(Figure record extracts)
◇ ◇ ◇ ◇ ◇ ◇ ◇
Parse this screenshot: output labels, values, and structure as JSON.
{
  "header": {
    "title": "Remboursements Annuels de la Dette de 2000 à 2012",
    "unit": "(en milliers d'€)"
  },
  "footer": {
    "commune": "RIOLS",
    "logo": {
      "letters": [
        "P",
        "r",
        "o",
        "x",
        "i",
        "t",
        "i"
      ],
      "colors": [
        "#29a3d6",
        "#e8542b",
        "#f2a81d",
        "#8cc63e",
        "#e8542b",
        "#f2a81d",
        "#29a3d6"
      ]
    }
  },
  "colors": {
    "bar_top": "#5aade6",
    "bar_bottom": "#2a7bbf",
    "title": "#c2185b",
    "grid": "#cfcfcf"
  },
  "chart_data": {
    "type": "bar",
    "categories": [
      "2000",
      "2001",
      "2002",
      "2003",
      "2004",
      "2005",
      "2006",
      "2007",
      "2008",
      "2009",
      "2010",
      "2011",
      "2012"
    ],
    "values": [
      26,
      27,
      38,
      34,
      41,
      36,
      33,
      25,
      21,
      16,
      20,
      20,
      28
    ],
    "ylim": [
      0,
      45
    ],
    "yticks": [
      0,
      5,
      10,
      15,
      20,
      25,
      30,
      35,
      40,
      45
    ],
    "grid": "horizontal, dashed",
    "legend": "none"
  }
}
◇ ◇ ◇ ◇ ◇ ◇ ◇
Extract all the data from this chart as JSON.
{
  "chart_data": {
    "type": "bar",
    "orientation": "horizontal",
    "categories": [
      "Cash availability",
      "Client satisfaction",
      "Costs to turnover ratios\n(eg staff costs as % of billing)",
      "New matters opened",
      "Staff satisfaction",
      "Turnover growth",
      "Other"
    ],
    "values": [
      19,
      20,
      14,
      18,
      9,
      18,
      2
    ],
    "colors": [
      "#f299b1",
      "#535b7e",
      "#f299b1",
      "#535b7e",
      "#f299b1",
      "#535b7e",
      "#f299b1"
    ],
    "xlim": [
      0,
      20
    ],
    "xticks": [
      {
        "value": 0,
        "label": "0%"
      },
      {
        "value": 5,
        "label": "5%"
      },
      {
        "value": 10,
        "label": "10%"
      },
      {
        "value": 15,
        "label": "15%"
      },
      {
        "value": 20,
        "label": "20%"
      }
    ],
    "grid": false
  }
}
◇ ◇ ◇ ◇ ◇ ◇ ◇
*What to produce*.
Pick out each line containing the string "JSON" and copy it.

*The completed task*.
Parse this screenshot: output labels, values, and structure as JSON.
Extract all the data from this chart as JSON.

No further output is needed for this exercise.